Data records:
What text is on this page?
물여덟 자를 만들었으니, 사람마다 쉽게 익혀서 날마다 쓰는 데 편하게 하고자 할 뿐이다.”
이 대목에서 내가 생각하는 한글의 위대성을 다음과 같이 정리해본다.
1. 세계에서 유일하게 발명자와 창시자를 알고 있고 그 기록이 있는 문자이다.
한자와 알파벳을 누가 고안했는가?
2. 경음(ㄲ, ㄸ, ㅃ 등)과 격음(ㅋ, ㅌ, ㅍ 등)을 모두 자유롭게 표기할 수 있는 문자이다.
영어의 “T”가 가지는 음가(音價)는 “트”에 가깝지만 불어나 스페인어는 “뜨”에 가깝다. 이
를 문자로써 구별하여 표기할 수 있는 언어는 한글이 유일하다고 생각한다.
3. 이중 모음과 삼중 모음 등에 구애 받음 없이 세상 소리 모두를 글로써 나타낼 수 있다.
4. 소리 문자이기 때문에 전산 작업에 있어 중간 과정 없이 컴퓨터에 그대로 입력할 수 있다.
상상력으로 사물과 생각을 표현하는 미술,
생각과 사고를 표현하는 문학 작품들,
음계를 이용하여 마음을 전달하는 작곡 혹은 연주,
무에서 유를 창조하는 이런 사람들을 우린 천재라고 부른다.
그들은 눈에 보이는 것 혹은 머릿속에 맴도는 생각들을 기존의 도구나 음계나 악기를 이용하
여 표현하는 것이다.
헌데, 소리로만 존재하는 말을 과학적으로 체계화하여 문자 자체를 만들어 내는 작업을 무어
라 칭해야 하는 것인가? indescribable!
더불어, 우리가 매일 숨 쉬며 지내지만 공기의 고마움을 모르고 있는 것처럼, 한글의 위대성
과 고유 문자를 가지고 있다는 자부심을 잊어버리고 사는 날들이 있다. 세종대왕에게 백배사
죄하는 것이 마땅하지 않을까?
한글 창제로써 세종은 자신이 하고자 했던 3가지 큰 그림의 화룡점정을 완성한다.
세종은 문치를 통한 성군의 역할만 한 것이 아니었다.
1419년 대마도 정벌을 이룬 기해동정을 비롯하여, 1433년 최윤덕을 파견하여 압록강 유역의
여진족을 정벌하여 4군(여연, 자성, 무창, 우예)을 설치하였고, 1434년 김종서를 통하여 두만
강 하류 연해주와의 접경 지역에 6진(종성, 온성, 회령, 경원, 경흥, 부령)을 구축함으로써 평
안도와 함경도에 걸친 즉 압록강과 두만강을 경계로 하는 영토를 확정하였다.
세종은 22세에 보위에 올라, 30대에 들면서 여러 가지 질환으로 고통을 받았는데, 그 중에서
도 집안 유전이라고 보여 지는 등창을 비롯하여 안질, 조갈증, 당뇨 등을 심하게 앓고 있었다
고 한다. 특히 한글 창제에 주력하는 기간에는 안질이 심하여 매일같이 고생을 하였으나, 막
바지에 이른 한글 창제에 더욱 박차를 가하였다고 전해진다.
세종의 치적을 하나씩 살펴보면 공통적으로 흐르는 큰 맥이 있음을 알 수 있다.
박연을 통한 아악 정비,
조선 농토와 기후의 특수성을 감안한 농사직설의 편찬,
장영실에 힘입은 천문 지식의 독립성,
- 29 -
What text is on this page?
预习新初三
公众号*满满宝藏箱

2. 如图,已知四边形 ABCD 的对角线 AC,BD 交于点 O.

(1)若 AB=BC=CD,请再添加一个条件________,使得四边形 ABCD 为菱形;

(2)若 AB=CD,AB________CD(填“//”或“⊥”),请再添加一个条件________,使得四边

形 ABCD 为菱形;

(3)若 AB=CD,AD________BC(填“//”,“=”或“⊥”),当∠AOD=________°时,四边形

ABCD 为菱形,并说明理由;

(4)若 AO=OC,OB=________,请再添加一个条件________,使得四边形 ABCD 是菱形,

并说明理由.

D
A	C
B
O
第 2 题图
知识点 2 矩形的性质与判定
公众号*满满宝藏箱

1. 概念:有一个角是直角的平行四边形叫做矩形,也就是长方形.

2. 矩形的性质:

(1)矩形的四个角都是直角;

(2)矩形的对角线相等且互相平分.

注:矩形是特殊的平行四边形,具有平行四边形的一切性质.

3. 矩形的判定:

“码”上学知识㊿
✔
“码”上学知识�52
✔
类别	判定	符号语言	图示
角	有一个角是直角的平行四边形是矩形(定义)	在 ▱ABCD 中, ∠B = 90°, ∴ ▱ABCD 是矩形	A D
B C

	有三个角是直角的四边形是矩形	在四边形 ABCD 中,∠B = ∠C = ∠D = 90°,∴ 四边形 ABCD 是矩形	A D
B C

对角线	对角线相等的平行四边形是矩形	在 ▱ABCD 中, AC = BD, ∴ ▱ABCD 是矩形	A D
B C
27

● **Task requirements**
Please restate the data word for word, every record included.

● **Solution to the problem**
What text is on this page?
물여덟 자를 만들었으니, 사람마다 쉽게 익혀서 날마다 쓰는 데 편하게 하고자 할 뿐이다.”
이 대목에서 내가 생각하는 한글의 위대성을 다음과 같이 정리해본다.
1. 세계에서 유일하게 발명자와 창시자를 알고 있고 그 기록이 있는 문자이다.
한자와 알파벳을 누가 고안했는가?
2. 경음(ㄲ, ㄸ, ㅃ 등)과 격음(ㅋ, ㅌ, ㅍ 등)을 모두 자유롭게 표기할 수 있는 문자이다.
영어의 “T”가 가지는 음가(音價)는 “트”에 가깝지만 불어나 스페인어는 “뜨”에 가깝다. 이
를 문자로써 구별하여 표기할 수 있는 언어는 한글이 유일하다고 생각한다.
3. 이중 모음과 삼중 모음 등에 구애 받음 없이 세상 소리 모두를 글로써 나타낼 수 있다.
4. 소리 문자이기 때문에 전산 작업에 있어 중간 과정 없이 컴퓨터에 그대로 입력할 수 있다.
상상력으로 사물과 생각을 표현하는 미술,
생각과 사고를 표현하는 문학 작품들,
음계를 이용하여 마음을 전달하는 작곡 혹은 연주,
무에서 유를 창조하는 이런 사람들을 우린 천재라고 부른다.
그들은 눈에 보이는 것 혹은 머릿속에 맴도는 생각들을 기존의 도구나 음계나 악기를 이용하
여 표현하는 것이다.
헌데, 소리로만 존재하는 말을 과학적으로 체계화하여 문자 자체를 만들어 내는 작업을 무어
라 칭해야 하는 것인가? indescribable!
더불어, 우리가 매일 숨 쉬며 지내지만 공기의 고마움을 모르고 있는 것처럼, 한글의 위대성
과 고유 문자를 가지고 있다는 자부심을 잊어버리고 사는 날들이 있다. 세종대왕에게 백배사
죄하는 것이 마땅하지 않을까?
한글 창제로써 세종은 자신이 하고자 했던 3가지 큰 그림의 화룡점정을 완성한다.
세종은 문치를 통한 성군의 역할만 한 것이 아니었다.
1419년 대마도 정벌을 이룬 기해동정을 비롯하여, 1433년 최윤덕을 파견하여 압록강 유역의
여진족을 정벌하여 4군(여연, 자성, 무창, 우예)을 설치하였고, 1434년 김종서를 통하여 두만
강 하류 연해주와의 접경 지역에 6진(종성, 온성, 회령, 경원, 경흥, 부령)을 구축함으로써 평
안도와 함경도에 걸친 즉 압록강과 두만강을 경계로 하는 영토를 확정하였다.
세종은 22세에 보위에 올라, 30대에 들면서 여러 가지 질환으로 고통을 받았는데, 그 중에서
도 집안 유전이라고 보여 지는 등창을 비롯하여 안질, 조갈증, 당뇨 등을 심하게 앓고 있었다
고 한다. 특히 한글 창제에 주력하는 기간에는 안질이 심하여 매일같이 고생을 하였으나, 막
바지에 이른 한글 창제에 더욱 박차를 가하였다고 전해진다.
세종의 치적을 하나씩 살펴보면 공통적으로 흐르는 큰 맥이 있음을 알 수 있다.
박연을 통한 아악 정비,
조선 농토와 기후의 특수성을 감안한 농사직설의 편찬,
장영실에 힘입은 천문 지식의 독립성,
- 29 -
What text is on this page?
预习新初三
公众号*满满宝藏箱

2. 如图,已知四边形 ABCD 的对角线 AC,BD 交于点 O.

(1)若 AB=BC=CD,请再添加一个条件________,使得四边形 ABCD 为菱形;

(2)若 AB=CD,AB________CD(填“//”或“⊥”),请再添加一个条件________,使得四边

形 ABCD 为菱形;

(3)若 AB=CD,AD________BC(填“//”,“=”或“⊥”),当∠AOD=________°时,四边形

ABCD 为菱形,并说明理由;

(4)若 AO=OC,OB=________,请再添加一个条件________,使得四边形 ABCD 是菱形,

并说明理由.

D
A	C
B
O
第 2 题图
知识点 2 矩形的性质与判定
公众号*满满宝藏箱

1. 概念:有一个角是直角的平行四边形叫做矩形,也就是长方形.

2. 矩形的性质:

(1)矩形的四个角都是直角;

(2)矩形的对角线相等且互相平分.

注:矩形是特殊的平行四边形,具有平行四边形的一切性质.

3. 矩形的判定:

“码”上学知识㊿
✔
“码”上学知识�52
✔
类别	判定	符号语言	图示
角	有一个角是直角的平行四边形是矩形(定义)	在 ▱ABCD 中, ∠B = 90°, ∴ ▱ABCD 是矩形	A D
B C

	有三个角是直角的四边形是矩形	在四边形 ABCD 中,∠B = ∠C = ∠D = 90°,∴ 四边形 ABCD 是矩形	A D
B C

对角线	对角线相等的平行四边形是矩形	在 ▱ABCD 中, AC = BD, ∴ ▱ABCD 是矩形	A D
B C
27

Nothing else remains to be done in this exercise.